**Records from a collection of figures**
----

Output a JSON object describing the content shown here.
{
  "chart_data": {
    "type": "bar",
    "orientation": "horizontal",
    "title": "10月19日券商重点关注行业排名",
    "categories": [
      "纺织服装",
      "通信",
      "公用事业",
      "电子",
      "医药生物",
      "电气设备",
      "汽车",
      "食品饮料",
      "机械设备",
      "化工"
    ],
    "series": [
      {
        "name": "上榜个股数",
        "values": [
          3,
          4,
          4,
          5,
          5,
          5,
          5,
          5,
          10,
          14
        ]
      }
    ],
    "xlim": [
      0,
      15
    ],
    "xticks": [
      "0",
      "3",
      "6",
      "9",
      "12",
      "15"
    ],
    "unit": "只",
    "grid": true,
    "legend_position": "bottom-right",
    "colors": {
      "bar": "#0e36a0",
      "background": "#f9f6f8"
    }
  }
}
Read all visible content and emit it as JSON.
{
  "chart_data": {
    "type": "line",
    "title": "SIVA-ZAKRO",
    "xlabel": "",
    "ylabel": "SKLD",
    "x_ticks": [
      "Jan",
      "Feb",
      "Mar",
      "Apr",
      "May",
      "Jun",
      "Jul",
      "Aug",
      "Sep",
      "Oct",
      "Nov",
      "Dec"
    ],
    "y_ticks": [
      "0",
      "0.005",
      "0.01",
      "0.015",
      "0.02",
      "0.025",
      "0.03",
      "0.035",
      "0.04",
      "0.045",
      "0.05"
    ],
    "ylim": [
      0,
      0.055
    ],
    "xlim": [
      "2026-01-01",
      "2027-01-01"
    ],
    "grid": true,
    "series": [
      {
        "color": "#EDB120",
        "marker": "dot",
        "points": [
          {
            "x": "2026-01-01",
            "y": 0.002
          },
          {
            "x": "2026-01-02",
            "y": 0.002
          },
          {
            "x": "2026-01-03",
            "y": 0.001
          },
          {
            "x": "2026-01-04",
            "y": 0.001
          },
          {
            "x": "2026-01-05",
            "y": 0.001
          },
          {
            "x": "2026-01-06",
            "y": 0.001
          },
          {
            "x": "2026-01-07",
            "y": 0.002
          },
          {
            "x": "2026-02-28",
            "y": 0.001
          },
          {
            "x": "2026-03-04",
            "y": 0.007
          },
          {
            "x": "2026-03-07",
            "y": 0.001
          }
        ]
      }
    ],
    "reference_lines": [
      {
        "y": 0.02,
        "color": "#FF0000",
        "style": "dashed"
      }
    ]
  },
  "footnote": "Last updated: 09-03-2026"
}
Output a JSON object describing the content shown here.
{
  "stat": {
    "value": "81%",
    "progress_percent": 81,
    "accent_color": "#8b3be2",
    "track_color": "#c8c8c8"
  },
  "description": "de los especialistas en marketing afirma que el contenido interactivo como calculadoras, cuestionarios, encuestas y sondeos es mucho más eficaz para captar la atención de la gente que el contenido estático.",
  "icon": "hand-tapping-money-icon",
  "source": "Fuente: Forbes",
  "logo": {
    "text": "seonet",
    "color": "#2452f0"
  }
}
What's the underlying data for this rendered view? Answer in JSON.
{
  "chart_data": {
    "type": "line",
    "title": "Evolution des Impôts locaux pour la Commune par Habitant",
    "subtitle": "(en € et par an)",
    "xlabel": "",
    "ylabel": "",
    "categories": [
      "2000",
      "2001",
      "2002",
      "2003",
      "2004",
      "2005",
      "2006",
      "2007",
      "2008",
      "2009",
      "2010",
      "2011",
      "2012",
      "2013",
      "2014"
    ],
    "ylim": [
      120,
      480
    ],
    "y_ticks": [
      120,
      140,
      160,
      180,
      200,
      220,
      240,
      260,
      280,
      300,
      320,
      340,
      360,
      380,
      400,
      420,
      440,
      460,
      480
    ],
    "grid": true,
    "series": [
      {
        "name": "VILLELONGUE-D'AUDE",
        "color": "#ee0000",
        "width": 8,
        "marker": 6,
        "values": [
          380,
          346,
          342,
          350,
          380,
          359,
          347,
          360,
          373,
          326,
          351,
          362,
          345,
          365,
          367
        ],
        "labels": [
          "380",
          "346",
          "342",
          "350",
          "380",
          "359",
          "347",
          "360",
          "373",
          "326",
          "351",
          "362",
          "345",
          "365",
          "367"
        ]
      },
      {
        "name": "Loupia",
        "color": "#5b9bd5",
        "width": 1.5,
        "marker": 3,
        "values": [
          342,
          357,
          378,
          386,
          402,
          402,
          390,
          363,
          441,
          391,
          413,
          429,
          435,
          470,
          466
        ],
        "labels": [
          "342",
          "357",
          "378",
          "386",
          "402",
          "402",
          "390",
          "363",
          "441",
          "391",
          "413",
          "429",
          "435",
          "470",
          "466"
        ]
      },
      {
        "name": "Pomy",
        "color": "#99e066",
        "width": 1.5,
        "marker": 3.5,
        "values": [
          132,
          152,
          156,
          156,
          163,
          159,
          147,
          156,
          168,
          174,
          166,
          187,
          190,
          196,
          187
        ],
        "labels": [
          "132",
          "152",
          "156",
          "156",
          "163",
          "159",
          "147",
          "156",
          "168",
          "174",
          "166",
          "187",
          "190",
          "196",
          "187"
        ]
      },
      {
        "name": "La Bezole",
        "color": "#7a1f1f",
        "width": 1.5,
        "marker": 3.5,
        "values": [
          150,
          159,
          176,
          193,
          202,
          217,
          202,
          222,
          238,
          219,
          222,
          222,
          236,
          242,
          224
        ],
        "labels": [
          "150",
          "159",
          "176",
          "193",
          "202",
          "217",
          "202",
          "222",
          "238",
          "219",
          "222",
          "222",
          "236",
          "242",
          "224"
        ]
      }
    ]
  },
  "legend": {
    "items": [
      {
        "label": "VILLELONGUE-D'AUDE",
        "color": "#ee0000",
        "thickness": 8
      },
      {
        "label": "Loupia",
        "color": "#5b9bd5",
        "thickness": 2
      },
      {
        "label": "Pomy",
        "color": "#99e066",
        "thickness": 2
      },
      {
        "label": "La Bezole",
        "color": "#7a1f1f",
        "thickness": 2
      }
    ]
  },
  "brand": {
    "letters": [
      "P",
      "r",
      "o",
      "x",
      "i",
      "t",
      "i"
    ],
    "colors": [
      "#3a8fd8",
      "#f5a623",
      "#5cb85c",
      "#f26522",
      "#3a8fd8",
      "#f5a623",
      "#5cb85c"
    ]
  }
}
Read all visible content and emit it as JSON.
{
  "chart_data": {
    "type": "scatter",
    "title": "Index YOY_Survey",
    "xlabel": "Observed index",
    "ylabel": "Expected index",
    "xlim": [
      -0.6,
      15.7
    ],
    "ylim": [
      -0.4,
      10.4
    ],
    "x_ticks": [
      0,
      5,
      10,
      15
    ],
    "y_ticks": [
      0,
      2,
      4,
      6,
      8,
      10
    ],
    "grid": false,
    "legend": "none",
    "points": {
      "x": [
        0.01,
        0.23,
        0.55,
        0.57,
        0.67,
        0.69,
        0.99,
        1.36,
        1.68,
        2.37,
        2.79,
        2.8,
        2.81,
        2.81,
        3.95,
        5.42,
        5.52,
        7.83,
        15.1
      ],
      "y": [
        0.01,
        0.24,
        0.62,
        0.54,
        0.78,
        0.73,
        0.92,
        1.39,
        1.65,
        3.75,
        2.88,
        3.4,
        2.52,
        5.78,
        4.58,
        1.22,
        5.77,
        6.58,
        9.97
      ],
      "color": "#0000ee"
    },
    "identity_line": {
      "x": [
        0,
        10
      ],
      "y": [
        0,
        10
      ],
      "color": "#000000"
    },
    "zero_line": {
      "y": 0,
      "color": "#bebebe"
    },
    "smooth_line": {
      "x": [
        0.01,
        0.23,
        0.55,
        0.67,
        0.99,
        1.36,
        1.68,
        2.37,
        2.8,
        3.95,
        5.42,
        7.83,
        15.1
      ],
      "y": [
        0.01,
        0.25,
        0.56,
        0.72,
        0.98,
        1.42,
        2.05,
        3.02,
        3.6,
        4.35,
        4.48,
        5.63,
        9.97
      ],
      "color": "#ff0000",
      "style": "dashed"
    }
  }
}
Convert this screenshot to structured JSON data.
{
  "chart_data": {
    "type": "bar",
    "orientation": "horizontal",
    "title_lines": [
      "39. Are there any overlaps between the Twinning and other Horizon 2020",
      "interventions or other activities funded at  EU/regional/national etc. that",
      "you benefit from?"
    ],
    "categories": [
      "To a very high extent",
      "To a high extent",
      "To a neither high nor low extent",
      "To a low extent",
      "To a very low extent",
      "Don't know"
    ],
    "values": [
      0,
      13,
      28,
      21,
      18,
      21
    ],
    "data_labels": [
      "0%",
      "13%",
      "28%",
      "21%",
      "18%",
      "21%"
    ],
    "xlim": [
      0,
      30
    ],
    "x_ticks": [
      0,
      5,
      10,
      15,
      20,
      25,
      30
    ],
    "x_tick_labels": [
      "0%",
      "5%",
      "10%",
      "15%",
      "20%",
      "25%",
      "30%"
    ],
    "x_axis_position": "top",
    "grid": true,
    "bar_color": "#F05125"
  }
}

----

**What you will do**
Track down the lines that include the word "ylabel" and copy them.

**Answer**
    "ylabel": "SKLD",
    "ylabel": "",
    "ylabel": "Expected index",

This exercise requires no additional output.